__SET EXERCISE__: Below are records; state how many of their lines hold the word "subtitle", and give only the figure.

__MATERIAL SUPPLIED__:
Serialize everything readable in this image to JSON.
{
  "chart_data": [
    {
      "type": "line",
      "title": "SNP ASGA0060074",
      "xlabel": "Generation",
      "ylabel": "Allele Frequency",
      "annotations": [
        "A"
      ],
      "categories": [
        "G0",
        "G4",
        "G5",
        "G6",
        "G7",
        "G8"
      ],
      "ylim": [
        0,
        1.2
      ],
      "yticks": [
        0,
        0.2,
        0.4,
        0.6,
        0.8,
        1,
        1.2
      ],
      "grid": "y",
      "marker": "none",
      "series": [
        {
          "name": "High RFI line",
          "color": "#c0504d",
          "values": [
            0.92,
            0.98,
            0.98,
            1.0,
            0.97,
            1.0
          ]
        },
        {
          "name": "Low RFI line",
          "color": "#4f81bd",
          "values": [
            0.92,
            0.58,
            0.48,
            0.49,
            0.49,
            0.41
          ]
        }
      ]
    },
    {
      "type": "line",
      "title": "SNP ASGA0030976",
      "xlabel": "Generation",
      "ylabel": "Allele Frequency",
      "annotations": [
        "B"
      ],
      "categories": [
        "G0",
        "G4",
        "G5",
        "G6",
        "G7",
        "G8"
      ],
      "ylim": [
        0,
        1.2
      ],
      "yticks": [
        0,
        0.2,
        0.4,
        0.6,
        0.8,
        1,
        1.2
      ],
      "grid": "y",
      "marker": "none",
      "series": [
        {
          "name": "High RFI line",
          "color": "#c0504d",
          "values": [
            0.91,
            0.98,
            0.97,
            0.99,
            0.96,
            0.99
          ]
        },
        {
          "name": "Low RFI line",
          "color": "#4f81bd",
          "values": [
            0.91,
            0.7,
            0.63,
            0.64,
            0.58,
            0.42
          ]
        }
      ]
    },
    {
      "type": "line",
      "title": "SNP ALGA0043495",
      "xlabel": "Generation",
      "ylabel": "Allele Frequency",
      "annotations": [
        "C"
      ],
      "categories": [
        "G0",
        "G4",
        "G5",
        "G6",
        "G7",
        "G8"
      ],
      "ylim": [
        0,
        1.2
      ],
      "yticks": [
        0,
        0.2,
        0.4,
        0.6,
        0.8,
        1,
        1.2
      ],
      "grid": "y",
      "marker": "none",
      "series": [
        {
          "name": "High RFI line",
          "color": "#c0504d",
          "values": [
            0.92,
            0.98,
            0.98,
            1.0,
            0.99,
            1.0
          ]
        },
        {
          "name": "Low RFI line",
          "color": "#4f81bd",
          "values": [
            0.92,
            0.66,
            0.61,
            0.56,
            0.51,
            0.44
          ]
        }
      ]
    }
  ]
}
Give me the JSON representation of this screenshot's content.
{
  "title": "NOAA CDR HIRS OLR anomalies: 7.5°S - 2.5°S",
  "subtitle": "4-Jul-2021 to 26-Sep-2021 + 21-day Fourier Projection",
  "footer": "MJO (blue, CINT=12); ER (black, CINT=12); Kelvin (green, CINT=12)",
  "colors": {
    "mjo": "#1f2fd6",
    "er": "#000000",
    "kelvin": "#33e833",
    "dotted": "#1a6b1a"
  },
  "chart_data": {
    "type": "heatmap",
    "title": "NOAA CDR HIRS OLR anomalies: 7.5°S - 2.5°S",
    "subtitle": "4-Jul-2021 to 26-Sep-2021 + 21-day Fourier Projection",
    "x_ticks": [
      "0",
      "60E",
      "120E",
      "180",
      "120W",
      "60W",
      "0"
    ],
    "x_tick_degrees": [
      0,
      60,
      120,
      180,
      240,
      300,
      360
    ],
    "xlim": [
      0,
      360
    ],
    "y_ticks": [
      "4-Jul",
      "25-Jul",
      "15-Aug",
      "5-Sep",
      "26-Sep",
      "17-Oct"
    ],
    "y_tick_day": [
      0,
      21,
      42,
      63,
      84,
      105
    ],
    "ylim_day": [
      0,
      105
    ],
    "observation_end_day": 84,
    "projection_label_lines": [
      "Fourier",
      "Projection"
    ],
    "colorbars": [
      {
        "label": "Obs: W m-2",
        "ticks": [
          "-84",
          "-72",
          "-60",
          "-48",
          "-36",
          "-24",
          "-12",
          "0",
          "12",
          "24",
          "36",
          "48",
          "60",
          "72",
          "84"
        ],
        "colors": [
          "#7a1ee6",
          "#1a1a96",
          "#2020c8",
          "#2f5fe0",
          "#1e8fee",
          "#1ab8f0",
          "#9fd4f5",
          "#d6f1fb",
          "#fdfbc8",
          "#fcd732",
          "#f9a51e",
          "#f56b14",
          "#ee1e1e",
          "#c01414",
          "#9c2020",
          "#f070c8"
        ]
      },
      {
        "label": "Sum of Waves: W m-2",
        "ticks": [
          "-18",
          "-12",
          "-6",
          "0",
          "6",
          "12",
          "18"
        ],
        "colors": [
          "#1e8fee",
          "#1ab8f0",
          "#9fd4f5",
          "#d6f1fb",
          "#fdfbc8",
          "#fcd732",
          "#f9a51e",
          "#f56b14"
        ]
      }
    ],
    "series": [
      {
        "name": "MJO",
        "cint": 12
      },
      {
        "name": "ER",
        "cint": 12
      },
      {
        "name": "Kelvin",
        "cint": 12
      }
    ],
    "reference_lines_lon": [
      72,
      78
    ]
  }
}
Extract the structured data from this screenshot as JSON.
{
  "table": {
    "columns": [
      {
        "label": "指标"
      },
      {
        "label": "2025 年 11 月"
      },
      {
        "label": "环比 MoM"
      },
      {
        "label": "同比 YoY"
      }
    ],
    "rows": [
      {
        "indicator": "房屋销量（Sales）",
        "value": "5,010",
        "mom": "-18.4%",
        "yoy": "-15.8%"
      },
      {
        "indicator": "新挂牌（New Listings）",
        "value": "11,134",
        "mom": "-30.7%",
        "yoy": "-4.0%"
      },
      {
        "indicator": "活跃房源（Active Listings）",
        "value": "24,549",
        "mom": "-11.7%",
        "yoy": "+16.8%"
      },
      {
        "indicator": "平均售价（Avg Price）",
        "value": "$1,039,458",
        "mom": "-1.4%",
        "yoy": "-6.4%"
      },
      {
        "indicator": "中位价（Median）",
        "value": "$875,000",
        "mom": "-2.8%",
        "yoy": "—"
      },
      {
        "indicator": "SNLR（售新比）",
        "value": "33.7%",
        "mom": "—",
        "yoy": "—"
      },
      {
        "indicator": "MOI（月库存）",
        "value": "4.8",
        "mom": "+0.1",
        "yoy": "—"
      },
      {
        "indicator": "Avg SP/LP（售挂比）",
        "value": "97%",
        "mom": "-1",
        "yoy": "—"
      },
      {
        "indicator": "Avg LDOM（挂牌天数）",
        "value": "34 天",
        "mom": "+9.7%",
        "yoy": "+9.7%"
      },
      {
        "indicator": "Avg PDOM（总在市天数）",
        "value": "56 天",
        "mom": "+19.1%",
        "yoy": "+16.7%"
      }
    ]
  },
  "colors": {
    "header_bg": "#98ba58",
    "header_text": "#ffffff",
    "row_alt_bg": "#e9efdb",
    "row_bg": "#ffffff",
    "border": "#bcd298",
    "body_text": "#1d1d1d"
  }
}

__TASK RESULT__: 2